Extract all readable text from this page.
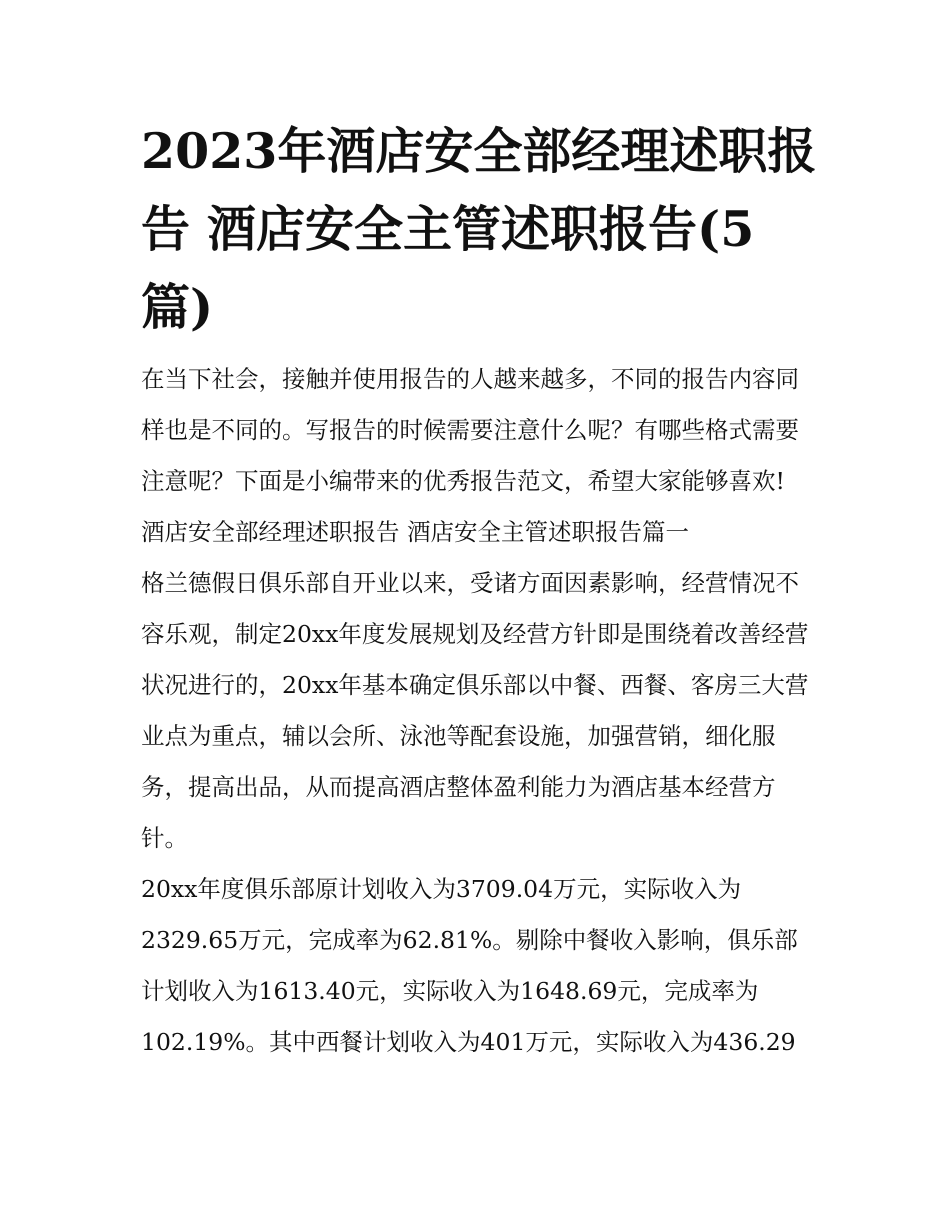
2023年酒店安全部经理述职报告 酒店安全主管述职报告(5篇)

在当下社会，接触并使用报告的人越来越多，不同的报告内容同样也是不同的。写报告的时候需要注意什么呢？有哪些格式需要注意呢？下面是小编带来的优秀报告范文，希望大家能够喜欢!

酒店安全部经理述职报告 酒店安全主管述职报告篇一

格兰德假日俱乐部自开业以来，受诸方面因素影响，经营情况不容乐观，制定20xx年度发展规划及经营方针即是围绕着改善经营状况进行的，20xx年基本确定俱乐部以中餐、西餐、客房三大营业点为重点，辅以会所、泳池等配套设施，加强营销，细化服务，提高出品，从而提高酒店整体盈利能力为酒店基本经营方针。

20xx年度俱乐部原计划收入为3709.04万元，实际收入为2329.65万元，完成率为62.81%。剔除中餐收入影响，俱乐部计划收入为1613.40元，实际收入为1648.69元，完成率为102.19%。其中西餐计划收入为401万元，实际收入为436.29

━━━━

* _Set problem_
Write out every line above exactly as it is, leaving out the pictures.

* _Written answer_
Extract all readable text from this page.
2023年酒店安全部经理述职报告 酒店安全主管述职报告(5篇)

在当下社会，接触并使用报告的人越来越多，不同的报告内容同样也是不同的。写报告的时候需要注意什么呢？有哪些格式需要注意呢？下面是小编带来的优秀报告范文，希望大家能够喜欢!

酒店安全部经理述职报告 酒店安全主管述职报告篇一

格兰德假日俱乐部自开业以来，受诸方面因素影响，经营情况不容乐观，制定20xx年度发展规划及经营方针即是围绕着改善经营状况进行的，20xx年基本确定俱乐部以中餐、西餐、客房三大营业点为重点，辅以会所、泳池等配套设施，加强营销，细化服务，提高出品，从而提高酒店整体盈利能力为酒店基本经营方针。

20xx年度俱乐部原计划收入为3709.04万元，实际收入为2329.65万元，完成率为62.81%。剔除中餐收入影响，俱乐部计划收入为1613.40元，实际收入为1648.69元，完成率为102.19%。其中西餐计划收入为401万元，实际收入为436.29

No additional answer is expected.